**GIVEN TASK:**
Identify every line in the records below that contains the word "color", and reproduce each one.

Dataset entries on figures

*****

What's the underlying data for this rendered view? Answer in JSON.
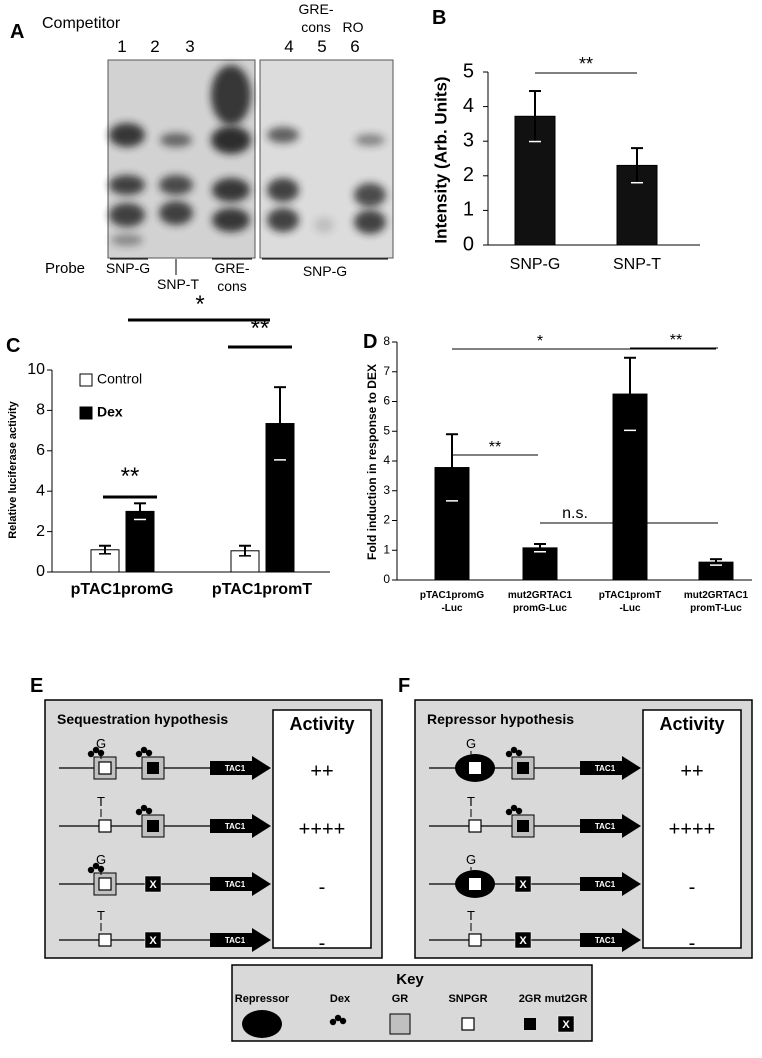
{
  "gel": {
    "panel": "A",
    "competitor_label": "Competitor",
    "lanes": [
      "1",
      "2",
      "3",
      "4",
      "5",
      "6"
    ],
    "competitor_names": [
      [
        "GRE-",
        "cons"
      ],
      [
        "RO"
      ]
    ],
    "probe_label": "Probe",
    "probes": [
      "SNP-G",
      "SNP-T",
      [
        "GRE-",
        "cons"
      ],
      "SNP-G"
    ]
  },
  "chart_data": [
    {
      "panel": "B",
      "type": "bar",
      "ylabel": "Intensity (Arb. Units)",
      "categories": [
        "SNP-G",
        "SNP-T"
      ],
      "values": [
        3.72,
        2.3
      ],
      "errors": [
        0.73,
        0.5
      ],
      "color": "#111111",
      "ylim": [
        0,
        5
      ],
      "yticks": [
        0,
        1,
        2,
        3,
        4,
        5
      ],
      "annotations": [
        "**"
      ]
    },
    {
      "panel": "C",
      "type": "bar",
      "ylabel": "Relative luciferase activity",
      "categories": [
        "pTAC1promG",
        "pTAC1promT"
      ],
      "series": [
        {
          "name": "Control",
          "color": "#ffffff",
          "values": [
            1.1,
            1.05
          ],
          "errors": [
            0.2,
            0.25
          ]
        },
        {
          "name": "Dex",
          "color": "#000000",
          "values": [
            3.0,
            7.35
          ],
          "errors": [
            0.4,
            1.8
          ]
        }
      ],
      "ylim": [
        0,
        10
      ],
      "yticks": [
        0,
        2,
        4,
        6,
        8,
        10
      ],
      "annotations": [
        "**",
        "**",
        "*"
      ]
    },
    {
      "panel": "D",
      "type": "bar",
      "ylabel": "Fold induction in response to DEX",
      "categories": [
        [
          "pTAC1promG",
          "-Luc"
        ],
        [
          "mut2GRTAC1",
          "promG-Luc"
        ],
        [
          "pTAC1promT",
          "-Luc"
        ],
        [
          "mut2GRTAC1",
          "promT-Luc"
        ]
      ],
      "values": [
        3.78,
        1.08,
        6.25,
        0.6
      ],
      "errors": [
        1.12,
        0.13,
        1.22,
        0.1
      ],
      "color": "#000000",
      "ylim": [
        0,
        8
      ],
      "yticks": [
        0,
        1,
        2,
        3,
        4,
        5,
        6,
        7,
        8
      ],
      "annotations": [
        "*",
        "**",
        "**",
        "n.s."
      ]
    }
  ],
  "diagrams": [
    {
      "panel": "E",
      "title": "Sequestration hypothesis",
      "activity_header": "Activity",
      "rows": [
        {
          "allele": "G",
          "gene": "TAC1",
          "activity": "++"
        },
        {
          "allele": "T",
          "gene": "TAC1",
          "activity": "++++"
        },
        {
          "allele": "G",
          "mutant": "X",
          "gene": "TAC1",
          "activity": "-"
        },
        {
          "allele": "T",
          "mutant": "X",
          "gene": "TAC1",
          "activity": "-"
        }
      ]
    },
    {
      "panel": "F",
      "title": "Repressor hypothesis",
      "activity_header": "Activity",
      "rows": [
        {
          "allele": "G",
          "gene": "TAC1",
          "activity": "++"
        },
        {
          "allele": "T",
          "gene": "TAC1",
          "activity": "++++"
        },
        {
          "allele": "G",
          "mutant": "X",
          "gene": "TAC1",
          "activity": "-"
        },
        {
          "allele": "T",
          "mutant": "X",
          "gene": "TAC1",
          "activity": "-"
        }
      ]
    }
  ],
  "key": {
    "title": "Key",
    "items": [
      "Repressor",
      "Dex",
      "GR",
      "SNPGR",
      "2GR",
      "mut2GR"
    ],
    "mutant_symbol": "X"
  }
}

*****

**RESPONSE:**
      "color": "#111111",
          "color": "#ffffff",
          "color": "#000000",
      "color": "#000000",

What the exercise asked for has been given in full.